Stated problem:
Identify all lines in the listing that include the word "Kodiak", and copy them out.

Dataset:
((

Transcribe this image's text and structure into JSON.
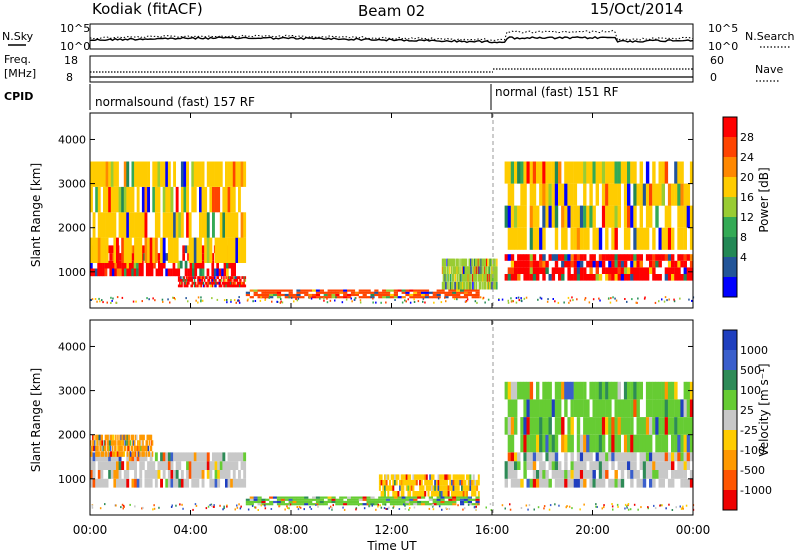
{
  "header": {
    "station": "Kodiak (fitACF)",
    "beam": "Beam 02",
    "date": "15/Oct/2014"
  },
  "noise_panel": {
    "left_label": "N.Sky",
    "right_label": "N.Search",
    "left_ticks": [
      "10^5",
      "10^0"
    ],
    "right_ticks": [
      "10^5",
      "10^0"
    ]
  },
  "freq_panel": {
    "left_label_line1": "Freq.",
    "left_label_line2": "[MHz]",
    "right_label": "Nave",
    "left_ticks": [
      "18",
      "8"
    ],
    "right_ticks": [
      "60",
      "0"
    ]
  },
  "cpid": {
    "label": "CPID",
    "modes": [
      {
        "text": "normalsound (fast) 157 RF",
        "start_hour": 0
      },
      {
        "text": "normal (fast) 151 RF",
        "start_hour": 16
      }
    ]
  },
  "power_colorbar": {
    "label": "Power [dB]",
    "ticks": [
      "28",
      "24",
      "20",
      "16",
      "12",
      "8",
      "4"
    ],
    "colors": [
      "#ff0000",
      "#ff4400",
      "#ff8800",
      "#ffcc00",
      "#99cc33",
      "#33aa55",
      "#228855",
      "#225599",
      "#0000ff"
    ]
  },
  "velocity_colorbar": {
    "label": "Velocity [m s⁻¹]",
    "ticks": [
      "1000",
      "500",
      "100",
      "25",
      "-25",
      "-100",
      "-500",
      "-1000"
    ],
    "colors": [
      "#1f3fbf",
      "#3a5fcc",
      "#2e8b57",
      "#66cc33",
      "#c8c8c8",
      "#ffcc00",
      "#ff9900",
      "#ff5500",
      "#ee0000"
    ]
  },
  "chart_data": {
    "type": "heatmap",
    "title": "Kodiak (fitACF) Beam 02 15/Oct/2014",
    "xlabel": "Time UT",
    "x_ticks": [
      "00:00",
      "04:00",
      "08:00",
      "12:00",
      "16:00",
      "20:00",
      "00:00"
    ],
    "xlim_hours": [
      0,
      24
    ],
    "panels": [
      {
        "name": "Power",
        "ylabel": "Slant Range [km]",
        "ylim_km": [
          180,
          4600
        ],
        "y_ticks": [
          "1000",
          "2000",
          "3000",
          "4000"
        ],
        "color_scale": "Power [dB]",
        "approx_regions": [
          {
            "t0": 0.0,
            "t1": 5.8,
            "r0": 900,
            "r1": 1600,
            "level": "28"
          },
          {
            "t0": 0.0,
            "t1": 6.2,
            "r0": 1200,
            "r1": 3500,
            "level": "16"
          },
          {
            "t0": 3.5,
            "t1": 6.2,
            "r0": 650,
            "r1": 900,
            "level": "28"
          },
          {
            "t0": 6.2,
            "t1": 15.5,
            "r0": 400,
            "r1": 600,
            "level": "24"
          },
          {
            "t0": 14.0,
            "t1": 16.2,
            "r0": 600,
            "r1": 1300,
            "level": "12"
          },
          {
            "t0": 16.5,
            "t1": 24.0,
            "r0": 800,
            "r1": 1400,
            "level": "28"
          },
          {
            "t0": 16.5,
            "t1": 24.0,
            "r0": 1500,
            "r1": 3500,
            "level": "16"
          }
        ]
      },
      {
        "name": "Velocity",
        "ylabel": "Slant Range [km]",
        "ylim_km": [
          180,
          4600
        ],
        "y_ticks": [
          "1000",
          "2000",
          "3000",
          "4000"
        ],
        "color_scale": "Velocity [m s⁻¹]",
        "approx_regions": [
          {
            "t0": 0.0,
            "t1": 6.2,
            "r0": 800,
            "r1": 1600,
            "level": "-25"
          },
          {
            "t0": 0.0,
            "t1": 2.5,
            "r0": 1500,
            "r1": 2000,
            "level": "-500"
          },
          {
            "t0": 6.2,
            "t1": 15.5,
            "r0": 400,
            "r1": 600,
            "level": "25"
          },
          {
            "t0": 11.5,
            "t1": 15.5,
            "r0": 600,
            "r1": 1100,
            "level": "-100"
          },
          {
            "t0": 16.5,
            "t1": 24.0,
            "r0": 800,
            "r1": 1600,
            "level": "-25"
          },
          {
            "t0": 16.5,
            "t1": 24.0,
            "r0": 1600,
            "r1": 3200,
            "level": "25"
          }
        ]
      }
    ]
  }
}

))

Correct result:
    "station": "Kodiak (fitACF)",
    "title": "Kodiak (fitACF) Beam 02 15/Oct/2014",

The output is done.